> [Objective]: Search the data below for "this"; list each line that holds it.

> [Records shown]:
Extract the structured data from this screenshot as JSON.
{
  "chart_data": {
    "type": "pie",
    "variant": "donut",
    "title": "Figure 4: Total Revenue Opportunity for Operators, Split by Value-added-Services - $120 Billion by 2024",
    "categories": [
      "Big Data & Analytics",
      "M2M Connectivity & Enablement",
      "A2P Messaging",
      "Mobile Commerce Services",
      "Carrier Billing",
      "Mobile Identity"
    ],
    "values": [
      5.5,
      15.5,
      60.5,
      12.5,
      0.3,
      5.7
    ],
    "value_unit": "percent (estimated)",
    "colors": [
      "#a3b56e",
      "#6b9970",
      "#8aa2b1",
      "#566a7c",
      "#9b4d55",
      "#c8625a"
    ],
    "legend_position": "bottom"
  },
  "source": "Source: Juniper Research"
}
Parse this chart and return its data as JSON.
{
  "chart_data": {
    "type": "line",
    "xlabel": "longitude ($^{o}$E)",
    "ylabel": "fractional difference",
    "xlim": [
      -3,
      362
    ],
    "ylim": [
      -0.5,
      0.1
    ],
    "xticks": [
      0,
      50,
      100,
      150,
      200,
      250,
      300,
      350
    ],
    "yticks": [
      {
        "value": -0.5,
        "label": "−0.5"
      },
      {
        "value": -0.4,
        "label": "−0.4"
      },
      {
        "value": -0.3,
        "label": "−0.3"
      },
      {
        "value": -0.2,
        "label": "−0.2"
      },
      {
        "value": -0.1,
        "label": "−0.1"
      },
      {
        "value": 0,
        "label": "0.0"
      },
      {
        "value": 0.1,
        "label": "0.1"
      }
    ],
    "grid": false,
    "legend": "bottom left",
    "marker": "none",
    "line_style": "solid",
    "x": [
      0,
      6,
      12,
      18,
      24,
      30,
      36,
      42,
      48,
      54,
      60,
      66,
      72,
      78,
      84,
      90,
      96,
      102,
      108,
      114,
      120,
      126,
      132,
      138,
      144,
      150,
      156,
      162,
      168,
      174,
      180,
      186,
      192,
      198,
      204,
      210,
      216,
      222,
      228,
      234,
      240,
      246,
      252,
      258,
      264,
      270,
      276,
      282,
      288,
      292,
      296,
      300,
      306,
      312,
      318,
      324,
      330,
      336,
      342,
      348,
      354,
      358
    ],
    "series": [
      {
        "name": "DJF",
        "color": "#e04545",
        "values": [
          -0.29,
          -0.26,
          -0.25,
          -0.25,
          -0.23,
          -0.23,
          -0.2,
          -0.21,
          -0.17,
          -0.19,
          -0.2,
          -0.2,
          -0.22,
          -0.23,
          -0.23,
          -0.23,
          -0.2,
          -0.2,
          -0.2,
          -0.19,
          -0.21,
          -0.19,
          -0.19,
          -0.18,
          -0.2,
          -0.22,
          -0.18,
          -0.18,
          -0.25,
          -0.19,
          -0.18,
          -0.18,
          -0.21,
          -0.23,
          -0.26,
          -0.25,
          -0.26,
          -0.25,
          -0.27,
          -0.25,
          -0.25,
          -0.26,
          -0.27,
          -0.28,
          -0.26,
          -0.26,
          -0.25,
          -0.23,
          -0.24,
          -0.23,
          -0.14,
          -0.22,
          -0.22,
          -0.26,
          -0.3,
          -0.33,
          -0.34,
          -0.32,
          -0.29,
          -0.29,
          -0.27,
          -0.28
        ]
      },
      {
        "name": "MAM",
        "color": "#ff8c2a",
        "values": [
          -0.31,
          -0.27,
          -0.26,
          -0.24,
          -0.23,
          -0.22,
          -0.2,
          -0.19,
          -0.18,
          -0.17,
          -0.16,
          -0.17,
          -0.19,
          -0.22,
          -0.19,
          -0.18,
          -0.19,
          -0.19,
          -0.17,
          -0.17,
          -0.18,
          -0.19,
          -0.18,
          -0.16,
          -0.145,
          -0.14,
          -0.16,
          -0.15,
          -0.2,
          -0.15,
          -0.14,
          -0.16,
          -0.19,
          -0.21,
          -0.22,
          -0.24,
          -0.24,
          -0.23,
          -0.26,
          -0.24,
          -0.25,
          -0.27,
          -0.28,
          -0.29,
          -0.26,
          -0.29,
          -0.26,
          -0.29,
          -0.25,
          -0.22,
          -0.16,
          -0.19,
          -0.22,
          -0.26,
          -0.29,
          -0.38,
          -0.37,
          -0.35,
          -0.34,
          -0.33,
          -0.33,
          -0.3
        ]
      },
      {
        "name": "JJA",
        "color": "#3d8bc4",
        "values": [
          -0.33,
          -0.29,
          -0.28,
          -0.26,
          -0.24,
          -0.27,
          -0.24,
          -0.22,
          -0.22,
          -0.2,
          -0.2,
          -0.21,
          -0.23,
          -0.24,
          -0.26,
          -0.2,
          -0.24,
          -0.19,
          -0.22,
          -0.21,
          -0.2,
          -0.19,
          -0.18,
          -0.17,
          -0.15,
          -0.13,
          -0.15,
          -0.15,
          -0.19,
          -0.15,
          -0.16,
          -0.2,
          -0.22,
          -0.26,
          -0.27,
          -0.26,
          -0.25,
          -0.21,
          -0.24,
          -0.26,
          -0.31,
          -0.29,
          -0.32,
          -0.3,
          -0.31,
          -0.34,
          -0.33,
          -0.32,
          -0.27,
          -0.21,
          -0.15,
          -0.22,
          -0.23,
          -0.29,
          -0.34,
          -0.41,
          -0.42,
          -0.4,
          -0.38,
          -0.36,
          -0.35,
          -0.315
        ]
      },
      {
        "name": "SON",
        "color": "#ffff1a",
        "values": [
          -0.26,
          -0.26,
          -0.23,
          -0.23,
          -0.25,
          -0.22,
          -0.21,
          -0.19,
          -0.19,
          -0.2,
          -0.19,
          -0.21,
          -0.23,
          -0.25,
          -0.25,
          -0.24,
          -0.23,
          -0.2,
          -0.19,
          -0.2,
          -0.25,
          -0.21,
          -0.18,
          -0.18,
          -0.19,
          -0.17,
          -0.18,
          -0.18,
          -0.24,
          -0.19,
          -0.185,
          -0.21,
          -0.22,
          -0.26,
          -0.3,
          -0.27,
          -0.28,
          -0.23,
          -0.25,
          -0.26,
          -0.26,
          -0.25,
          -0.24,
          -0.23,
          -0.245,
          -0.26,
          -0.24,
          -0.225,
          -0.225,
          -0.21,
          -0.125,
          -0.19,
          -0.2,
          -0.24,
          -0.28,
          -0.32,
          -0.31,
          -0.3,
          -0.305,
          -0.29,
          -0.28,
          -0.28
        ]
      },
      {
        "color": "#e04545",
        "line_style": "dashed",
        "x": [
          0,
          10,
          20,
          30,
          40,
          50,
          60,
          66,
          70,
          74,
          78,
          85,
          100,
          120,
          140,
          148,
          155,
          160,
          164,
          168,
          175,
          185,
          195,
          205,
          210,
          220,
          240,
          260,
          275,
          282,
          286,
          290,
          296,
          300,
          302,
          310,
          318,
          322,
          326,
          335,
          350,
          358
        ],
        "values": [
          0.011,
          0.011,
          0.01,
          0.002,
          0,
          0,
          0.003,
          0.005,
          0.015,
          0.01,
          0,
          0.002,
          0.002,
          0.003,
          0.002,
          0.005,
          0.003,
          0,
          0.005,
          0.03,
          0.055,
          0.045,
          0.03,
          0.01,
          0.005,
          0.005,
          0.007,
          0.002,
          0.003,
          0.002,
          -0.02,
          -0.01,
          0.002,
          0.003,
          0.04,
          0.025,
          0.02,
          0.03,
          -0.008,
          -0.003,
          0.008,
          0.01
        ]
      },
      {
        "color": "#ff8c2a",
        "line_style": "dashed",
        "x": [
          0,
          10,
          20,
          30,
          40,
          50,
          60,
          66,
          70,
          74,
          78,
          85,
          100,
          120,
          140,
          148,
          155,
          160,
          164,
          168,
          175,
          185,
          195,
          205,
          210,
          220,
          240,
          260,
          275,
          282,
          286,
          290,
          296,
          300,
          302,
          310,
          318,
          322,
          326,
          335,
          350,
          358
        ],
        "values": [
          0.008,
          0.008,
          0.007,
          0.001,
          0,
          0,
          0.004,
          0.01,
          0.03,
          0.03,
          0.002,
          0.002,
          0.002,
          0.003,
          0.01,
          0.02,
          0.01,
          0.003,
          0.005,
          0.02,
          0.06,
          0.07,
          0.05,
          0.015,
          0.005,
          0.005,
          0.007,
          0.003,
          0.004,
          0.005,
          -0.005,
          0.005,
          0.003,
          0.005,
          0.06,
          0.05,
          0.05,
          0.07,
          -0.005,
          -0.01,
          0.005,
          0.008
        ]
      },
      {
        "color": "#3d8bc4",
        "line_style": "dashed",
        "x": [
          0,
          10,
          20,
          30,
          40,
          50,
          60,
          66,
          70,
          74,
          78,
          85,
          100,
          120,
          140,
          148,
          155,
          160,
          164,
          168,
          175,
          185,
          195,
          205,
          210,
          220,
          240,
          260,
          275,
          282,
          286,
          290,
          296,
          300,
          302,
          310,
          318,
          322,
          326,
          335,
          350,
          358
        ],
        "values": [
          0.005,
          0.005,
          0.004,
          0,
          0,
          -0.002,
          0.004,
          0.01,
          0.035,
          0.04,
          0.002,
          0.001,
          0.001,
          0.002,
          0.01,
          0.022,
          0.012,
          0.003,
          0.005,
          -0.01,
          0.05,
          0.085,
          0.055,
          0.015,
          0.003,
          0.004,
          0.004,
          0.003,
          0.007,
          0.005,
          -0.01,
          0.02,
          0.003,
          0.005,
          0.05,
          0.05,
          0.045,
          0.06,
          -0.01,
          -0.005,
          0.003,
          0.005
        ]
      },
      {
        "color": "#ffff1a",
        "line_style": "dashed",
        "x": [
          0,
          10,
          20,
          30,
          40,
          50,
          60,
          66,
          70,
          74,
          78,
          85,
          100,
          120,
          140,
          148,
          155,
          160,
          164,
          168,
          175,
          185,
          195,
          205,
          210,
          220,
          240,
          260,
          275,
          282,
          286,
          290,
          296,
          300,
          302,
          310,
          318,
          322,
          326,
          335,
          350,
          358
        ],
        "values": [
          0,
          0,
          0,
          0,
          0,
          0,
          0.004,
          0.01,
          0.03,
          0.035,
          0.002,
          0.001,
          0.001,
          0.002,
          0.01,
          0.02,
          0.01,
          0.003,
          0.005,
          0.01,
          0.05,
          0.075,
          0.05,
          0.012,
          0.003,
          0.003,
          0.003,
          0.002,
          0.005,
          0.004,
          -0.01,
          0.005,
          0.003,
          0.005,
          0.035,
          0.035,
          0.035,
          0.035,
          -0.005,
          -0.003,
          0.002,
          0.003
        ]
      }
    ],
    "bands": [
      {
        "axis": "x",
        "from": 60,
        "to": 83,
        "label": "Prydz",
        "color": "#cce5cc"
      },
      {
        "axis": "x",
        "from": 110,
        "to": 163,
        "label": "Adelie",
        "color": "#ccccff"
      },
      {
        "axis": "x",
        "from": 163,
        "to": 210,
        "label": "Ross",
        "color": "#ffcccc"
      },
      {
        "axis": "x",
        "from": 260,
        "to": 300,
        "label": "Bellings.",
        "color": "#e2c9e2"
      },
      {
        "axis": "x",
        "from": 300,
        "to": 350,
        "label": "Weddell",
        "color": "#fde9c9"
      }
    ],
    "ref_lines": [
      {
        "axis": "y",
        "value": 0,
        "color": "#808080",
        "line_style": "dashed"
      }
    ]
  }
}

> [Task result]:
Extract the structured data from this screenshot as JSON.
Parse this chart and return its data as JSON.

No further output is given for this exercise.